### AIM
Answer with one number: how many lines hold the string "morphotype".

Start of PROVIDED MATERIAL

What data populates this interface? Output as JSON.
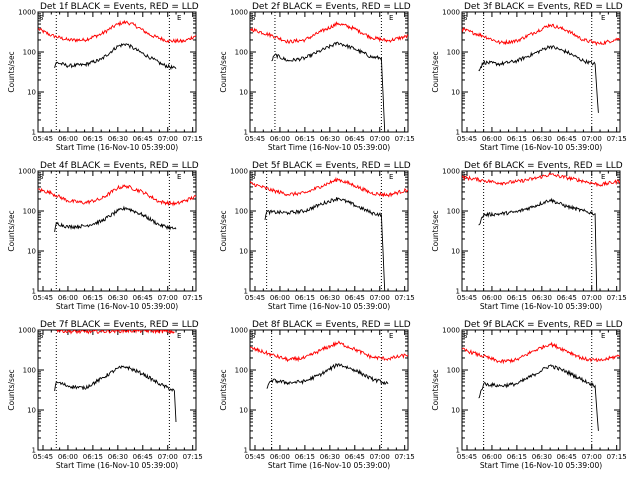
{
  "figure": {
    "background": "#ffffff",
    "axis_color": "#000000",
    "events_color": "#000000",
    "lld_color": "#ff0000"
  },
  "chart_data": [
    {
      "type": "line",
      "title": "Det 1f BLACK = Events, RED = LLD",
      "xlabel": "Start Time (16-Nov-10 05:39:00)",
      "ylabel": "Counts/sec",
      "yscale": "log",
      "ylim": [
        1,
        1000
      ],
      "xlim": [
        "05:42",
        "07:17"
      ],
      "xticks": [
        "05:45",
        "06:00",
        "06:15",
        "06:30",
        "06:45",
        "07:00",
        "07:15"
      ],
      "yticks": [
        "1",
        "10",
        "100",
        "1000"
      ],
      "markers": [
        {
          "label": "S",
          "time": "05:42"
        },
        {
          "label": "E",
          "time": "07:05"
        }
      ],
      "vlines": [
        "05:53",
        "07:01"
      ],
      "series": [
        {
          "name": "LLD",
          "color": "#ff0000",
          "x": [
            "05:42",
            "05:50",
            "06:00",
            "06:10",
            "06:20",
            "06:30",
            "06:35",
            "06:40",
            "06:50",
            "07:00",
            "07:10",
            "07:17"
          ],
          "y": [
            380,
            260,
            200,
            200,
            280,
            500,
            560,
            470,
            260,
            190,
            185,
            260
          ]
        },
        {
          "name": "Events",
          "color": "#000000",
          "x": [
            "05:52",
            "05:53",
            "06:00",
            "06:10",
            "06:20",
            "06:30",
            "06:35",
            "06:40",
            "06:50",
            "06:57",
            "07:05"
          ],
          "y": [
            40,
            55,
            45,
            48,
            65,
            140,
            160,
            120,
            70,
            48,
            38
          ]
        }
      ]
    },
    {
      "type": "line",
      "title": "Det 2f BLACK = Events, RED = LLD",
      "xlabel": "Start Time (16-Nov-10 05:39:00)",
      "ylabel": "Counts/sec",
      "yscale": "log",
      "ylim": [
        1,
        1000
      ],
      "xlim": [
        "05:42",
        "07:17"
      ],
      "xticks": [
        "05:45",
        "06:00",
        "06:15",
        "06:30",
        "06:45",
        "07:00",
        "07:15"
      ],
      "yticks": [
        "1",
        "10",
        "100",
        "1000"
      ],
      "markers": [
        {
          "label": "S",
          "time": "05:42"
        },
        {
          "label": "E",
          "time": "07:05"
        }
      ],
      "vlines": [
        "05:57",
        "07:01"
      ],
      "series": [
        {
          "name": "LLD",
          "color": "#ff0000",
          "x": [
            "05:42",
            "05:55",
            "06:05",
            "06:15",
            "06:25",
            "06:35",
            "06:45",
            "06:55",
            "07:05",
            "07:17"
          ],
          "y": [
            380,
            260,
            180,
            200,
            330,
            520,
            380,
            230,
            190,
            250
          ]
        },
        {
          "name": "Events",
          "color": "#000000",
          "x": [
            "05:55",
            "05:57",
            "06:05",
            "06:15",
            "06:25",
            "06:35",
            "06:45",
            "06:55",
            "07:01",
            "07:03"
          ],
          "y": [
            60,
            85,
            60,
            70,
            110,
            170,
            120,
            75,
            70,
            1
          ]
        }
      ]
    },
    {
      "type": "line",
      "title": "Det 3f BLACK = Events, RED = LLD",
      "xlabel": "Start Time (16-Nov-10 05:39:00)",
      "ylabel": "Counts/sec",
      "yscale": "log",
      "ylim": [
        1,
        1000
      ],
      "xlim": [
        "05:42",
        "07:17"
      ],
      "xticks": [
        "05:45",
        "06:00",
        "06:15",
        "06:30",
        "06:45",
        "07:00",
        "07:15"
      ],
      "yticks": [
        "1",
        "10",
        "100",
        "1000"
      ],
      "markers": [
        {
          "label": "S",
          "time": "05:42"
        },
        {
          "label": "E",
          "time": "07:05"
        }
      ],
      "vlines": [
        "05:55",
        "07:00"
      ],
      "series": [
        {
          "name": "LLD",
          "color": "#ff0000",
          "x": [
            "05:42",
            "05:55",
            "06:05",
            "06:15",
            "06:25",
            "06:35",
            "06:45",
            "06:55",
            "07:05",
            "07:17"
          ],
          "y": [
            370,
            250,
            170,
            190,
            300,
            480,
            350,
            200,
            160,
            220
          ]
        },
        {
          "name": "Events",
          "color": "#000000",
          "x": [
            "05:52",
            "05:55",
            "06:05",
            "06:15",
            "06:25",
            "06:35",
            "06:45",
            "06:55",
            "07:02",
            "07:04"
          ],
          "y": [
            35,
            55,
            50,
            60,
            90,
            140,
            100,
            60,
            50,
            3
          ]
        }
      ]
    },
    {
      "type": "line",
      "title": "Det 4f BLACK = Events, RED = LLD",
      "xlabel": "Start Time (16-Nov-10 05:39:00)",
      "ylabel": "Counts/sec",
      "yscale": "log",
      "ylim": [
        1,
        1000
      ],
      "xlim": [
        "05:42",
        "07:17"
      ],
      "xticks": [
        "05:45",
        "06:00",
        "06:15",
        "06:30",
        "06:45",
        "07:00",
        "07:15"
      ],
      "yticks": [
        "1",
        "10",
        "100",
        "1000"
      ],
      "markers": [
        {
          "label": "S",
          "time": "05:42"
        },
        {
          "label": "E",
          "time": "07:05"
        }
      ],
      "vlines": [
        "05:53",
        "07:01"
      ],
      "series": [
        {
          "name": "LLD",
          "color": "#ff0000",
          "x": [
            "05:42",
            "05:50",
            "06:00",
            "06:10",
            "06:20",
            "06:30",
            "06:35",
            "06:45",
            "06:55",
            "07:05",
            "07:17"
          ],
          "y": [
            350,
            280,
            180,
            160,
            200,
            380,
            420,
            300,
            170,
            150,
            230
          ]
        },
        {
          "name": "Events",
          "color": "#000000",
          "x": [
            "05:52",
            "05:53",
            "06:00",
            "06:10",
            "06:20",
            "06:30",
            "06:35",
            "06:45",
            "06:55",
            "07:05"
          ],
          "y": [
            30,
            50,
            40,
            42,
            55,
            100,
            120,
            80,
            45,
            35
          ]
        }
      ]
    },
    {
      "type": "line",
      "title": "Det 5f BLACK = Events, RED = LLD",
      "xlabel": "Start Time (16-Nov-10 05:39:00)",
      "ylabel": "Counts/sec",
      "yscale": "log",
      "ylim": [
        1,
        1000
      ],
      "xlim": [
        "05:42",
        "07:17"
      ],
      "xticks": [
        "05:45",
        "06:00",
        "06:15",
        "06:30",
        "06:45",
        "07:00",
        "07:15"
      ],
      "yticks": [
        "1",
        "10",
        "100",
        "1000"
      ],
      "markers": [
        {
          "label": "S",
          "time": "05:42"
        },
        {
          "label": "E",
          "time": "07:05"
        }
      ],
      "vlines": [
        "05:52",
        "07:01"
      ],
      "series": [
        {
          "name": "LLD",
          "color": "#ff0000",
          "x": [
            "05:42",
            "05:55",
            "06:05",
            "06:15",
            "06:25",
            "06:35",
            "06:45",
            "06:55",
            "07:05",
            "07:17"
          ],
          "y": [
            500,
            330,
            260,
            280,
            420,
            620,
            430,
            280,
            250,
            340
          ]
        },
        {
          "name": "Events",
          "color": "#000000",
          "x": [
            "05:51",
            "05:52",
            "06:05",
            "06:15",
            "06:25",
            "06:35",
            "06:45",
            "06:55",
            "07:01",
            "07:03"
          ],
          "y": [
            60,
            95,
            90,
            100,
            150,
            210,
            140,
            90,
            80,
            1
          ]
        }
      ]
    },
    {
      "type": "line",
      "title": "Det 6f BLACK = Events, RED = LLD",
      "xlabel": "Start Time (16-Nov-10 05:39:00)",
      "ylabel": "Counts/sec",
      "yscale": "log",
      "ylim": [
        1,
        1000
      ],
      "xlim": [
        "05:42",
        "07:17"
      ],
      "xticks": [
        "05:45",
        "06:00",
        "06:15",
        "06:30",
        "06:45",
        "07:00",
        "07:15"
      ],
      "yticks": [
        "1",
        "10",
        "100",
        "1000"
      ],
      "markers": [
        {
          "label": "S",
          "time": "05:42"
        },
        {
          "label": "E",
          "time": "07:05"
        }
      ],
      "vlines": [
        "05:55",
        "07:00"
      ],
      "series": [
        {
          "name": "LLD",
          "color": "#ff0000",
          "x": [
            "05:42",
            "05:55",
            "06:05",
            "06:15",
            "06:25",
            "06:35",
            "06:45",
            "06:55",
            "07:05",
            "07:17"
          ],
          "y": [
            700,
            580,
            500,
            540,
            640,
            820,
            680,
            560,
            450,
            560
          ]
        },
        {
          "name": "Events",
          "color": "#000000",
          "x": [
            "05:52",
            "05:55",
            "06:05",
            "06:15",
            "06:25",
            "06:35",
            "06:45",
            "06:55",
            "07:02",
            "07:03"
          ],
          "y": [
            45,
            80,
            85,
            95,
            130,
            190,
            130,
            100,
            85,
            1
          ]
        }
      ]
    },
    {
      "type": "line",
      "title": "Det 7f BLACK = Events, RED = LLD",
      "xlabel": "Start Time (16-Nov-10 05:39:00)",
      "ylabel": "Counts/sec",
      "yscale": "log",
      "ylim": [
        1,
        1000
      ],
      "xlim": [
        "05:42",
        "07:17"
      ],
      "xticks": [
        "05:45",
        "06:00",
        "06:15",
        "06:30",
        "06:45",
        "07:00",
        "07:15"
      ],
      "yticks": [
        "1",
        "10",
        "100",
        "1000"
      ],
      "markers": [
        {
          "label": "S",
          "time": "05:42"
        },
        {
          "label": "E",
          "time": "07:05"
        }
      ],
      "vlines": [
        "05:53",
        "07:01"
      ],
      "series": [
        {
          "name": "LLD",
          "color": "#ff0000",
          "x": [
            "05:53",
            "06:00",
            "06:10",
            "06:20",
            "06:30",
            "06:40",
            "06:50",
            "07:00",
            "07:04"
          ],
          "y": [
            1000,
            920,
            900,
            920,
            950,
            960,
            940,
            920,
            900
          ]
        },
        {
          "name": "Events",
          "color": "#000000",
          "x": [
            "05:52",
            "05:53",
            "06:00",
            "06:10",
            "06:20",
            "06:30",
            "06:35",
            "06:45",
            "06:55",
            "07:04",
            "07:05"
          ],
          "y": [
            30,
            50,
            40,
            35,
            60,
            110,
            120,
            80,
            45,
            30,
            5
          ]
        }
      ]
    },
    {
      "type": "line",
      "title": "Det 8f BLACK = Events, RED = LLD",
      "xlabel": "Start Time (16-Nov-10 05:39:00)",
      "ylabel": "Counts/sec",
      "yscale": "log",
      "ylim": [
        1,
        1000
      ],
      "xlim": [
        "05:42",
        "07:17"
      ],
      "xticks": [
        "05:45",
        "06:00",
        "06:15",
        "06:30",
        "06:45",
        "07:00",
        "07:15"
      ],
      "yticks": [
        "1",
        "10",
        "100",
        "1000"
      ],
      "markers": [
        {
          "label": "S",
          "time": "05:42"
        },
        {
          "label": "E",
          "time": "07:05"
        }
      ],
      "vlines": [
        "05:55",
        "07:01"
      ],
      "series": [
        {
          "name": "LLD",
          "color": "#ff0000",
          "x": [
            "05:42",
            "05:55",
            "06:05",
            "06:15",
            "06:25",
            "06:35",
            "06:45",
            "06:55",
            "07:05",
            "07:17"
          ],
          "y": [
            360,
            240,
            180,
            200,
            320,
            480,
            330,
            210,
            190,
            240
          ]
        },
        {
          "name": "Events",
          "color": "#000000",
          "x": [
            "05:52",
            "05:55",
            "06:05",
            "06:15",
            "06:25",
            "06:35",
            "06:45",
            "06:55",
            "07:05"
          ],
          "y": [
            35,
            55,
            48,
            52,
            80,
            140,
            100,
            60,
            45
          ]
        }
      ]
    },
    {
      "type": "line",
      "title": "Det 9f BLACK = Events, RED = LLD",
      "xlabel": "Start Time (16-Nov-10 05:39:00)",
      "ylabel": "Counts/sec",
      "yscale": "log",
      "ylim": [
        1,
        1000
      ],
      "xlim": [
        "05:42",
        "07:17"
      ],
      "xticks": [
        "05:45",
        "06:00",
        "06:15",
        "06:30",
        "06:45",
        "07:00",
        "07:15"
      ],
      "yticks": [
        "1",
        "10",
        "100",
        "1000"
      ],
      "markers": [
        {
          "label": "S",
          "time": "05:42"
        },
        {
          "label": "E",
          "time": "07:05"
        }
      ],
      "vlines": [
        "05:55",
        "07:00"
      ],
      "series": [
        {
          "name": "LLD",
          "color": "#ff0000",
          "x": [
            "05:42",
            "05:55",
            "06:05",
            "06:15",
            "06:25",
            "06:35",
            "06:45",
            "06:55",
            "07:05",
            "07:17"
          ],
          "y": [
            330,
            220,
            160,
            180,
            300,
            450,
            300,
            190,
            170,
            230
          ]
        },
        {
          "name": "Events",
          "color": "#000000",
          "x": [
            "05:52",
            "05:55",
            "06:05",
            "06:15",
            "06:25",
            "06:35",
            "06:45",
            "06:55",
            "07:02",
            "07:04"
          ],
          "y": [
            20,
            45,
            40,
            45,
            75,
            130,
            90,
            55,
            40,
            3
          ]
        }
      ]
    }
  ]
}
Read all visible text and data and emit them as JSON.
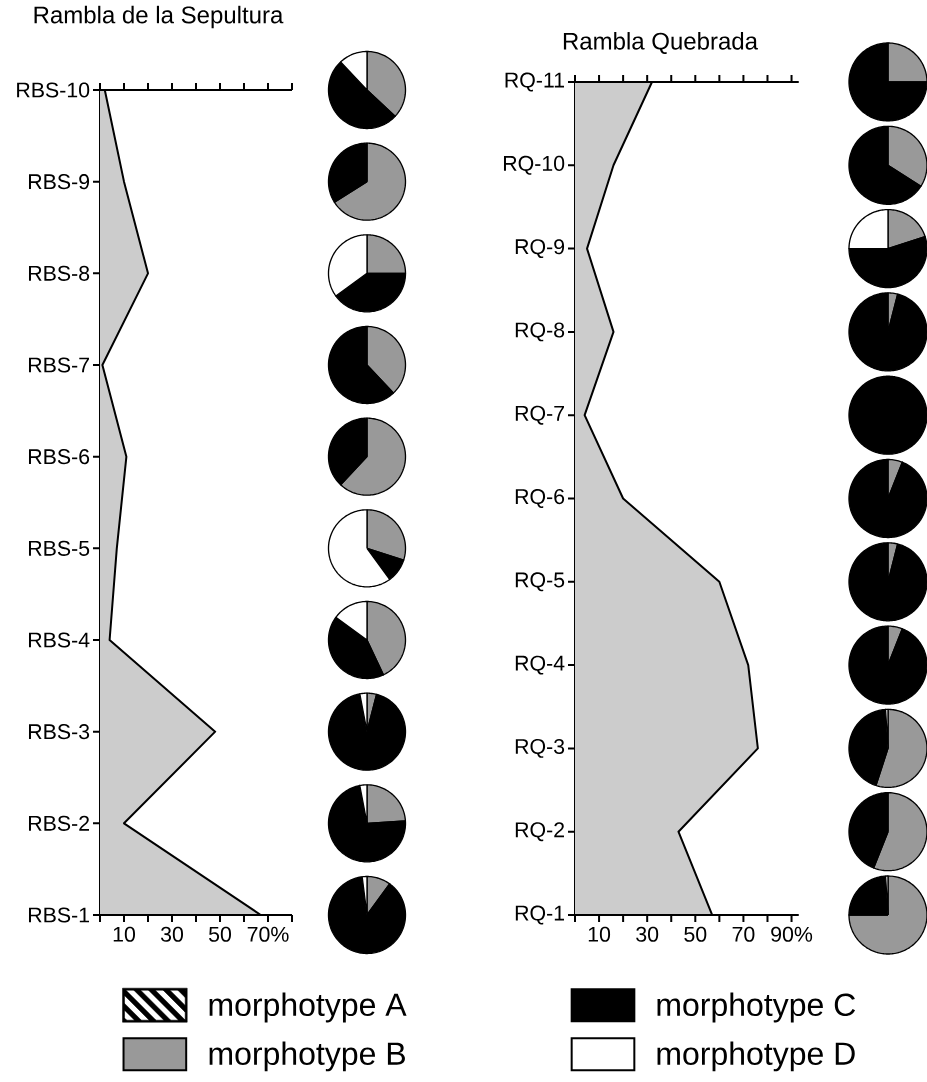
{
  "chart_data": [
    {
      "type": "area",
      "title": "Rambla de la Sepultura",
      "orientation": "horizontal",
      "categories": [
        "RBS-10",
        "RBS-9",
        "RBS-8",
        "RBS-7",
        "RBS-6",
        "RBS-5",
        "RBS-4",
        "RBS-3",
        "RBS-2",
        "RBS-1"
      ],
      "values": [
        2,
        10,
        20,
        1,
        11,
        7,
        4,
        48,
        10,
        67
      ],
      "color": "#cccccc",
      "xlim": [
        0,
        80
      ],
      "xticks": [
        {
          "value": 0,
          "label": null
        },
        10,
        {
          "value": 20,
          "label": null
        },
        30,
        {
          "value": 40,
          "label": null
        },
        50,
        {
          "value": 60,
          "label": null
        },
        {
          "value": 70,
          "label": "70%"
        },
        {
          "value": 80,
          "label": null
        }
      ]
    },
    {
      "type": "area",
      "title": "Rambla Quebrada",
      "orientation": "horizontal",
      "categories": [
        "RQ-11",
        "RQ-10",
        "RQ-9",
        "RQ-8",
        "RQ-7",
        "RQ-6",
        "RQ-5",
        "RQ-4",
        "RQ-3",
        "RQ-2",
        "RQ-1"
      ],
      "values": [
        32,
        16,
        5,
        16,
        4,
        20,
        60,
        72,
        76,
        43,
        57
      ],
      "color": "#cccccc",
      "xlim": [
        0,
        93
      ],
      "xticks": [
        {
          "value": 0,
          "label": null
        },
        10,
        {
          "value": 20,
          "label": null
        },
        30,
        {
          "value": 40,
          "label": null
        },
        50,
        {
          "value": 60,
          "label": null
        },
        70,
        {
          "value": 80,
          "label": null
        },
        {
          "value": 90,
          "label": "90%"
        }
      ]
    },
    {
      "type": "pie",
      "categories": [
        "morphotype A",
        "morphotype B",
        "morphotype C",
        "morphotype D"
      ],
      "colors": [
        "#000000",
        "#999999",
        "#000000",
        "#ffffff"
      ],
      "legend": "bottom",
      "series": [
        {
          "values": [
            0,
            37,
            51,
            12
          ]
        },
        {
          "values": [
            0,
            66,
            34,
            0
          ]
        },
        {
          "values": [
            0,
            25,
            40,
            35
          ]
        },
        {
          "values": [
            0,
            38,
            62,
            0
          ]
        },
        {
          "values": [
            0,
            62,
            38,
            0
          ]
        },
        {
          "values": [
            0,
            30,
            10,
            60
          ]
        },
        {
          "values": [
            0,
            43,
            42,
            15
          ]
        },
        {
          "values": [
            0,
            4,
            93,
            3
          ]
        },
        {
          "values": [
            0,
            24,
            73,
            3
          ]
        },
        {
          "values": [
            0,
            10,
            88,
            2
          ]
        },
        {
          "values": [
            0,
            25,
            75,
            0
          ]
        },
        {
          "values": [
            0,
            34,
            66,
            0
          ]
        },
        {
          "values": [
            0,
            20,
            55,
            25
          ]
        },
        {
          "values": [
            0,
            4,
            96,
            0
          ]
        },
        {
          "values": [
            0,
            0,
            100,
            0
          ]
        },
        {
          "values": [
            0,
            6,
            94,
            0
          ]
        },
        {
          "values": [
            0,
            4,
            96,
            0
          ]
        },
        {
          "values": [
            0,
            6,
            94,
            0
          ]
        },
        {
          "values": [
            0,
            55,
            44,
            1
          ]
        },
        {
          "values": [
            0,
            56,
            44,
            0
          ]
        },
        {
          "values": [
            0,
            75,
            24,
            1
          ]
        }
      ]
    }
  ]
}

End of PROVIDED MATERIAL

### SOLUTION
4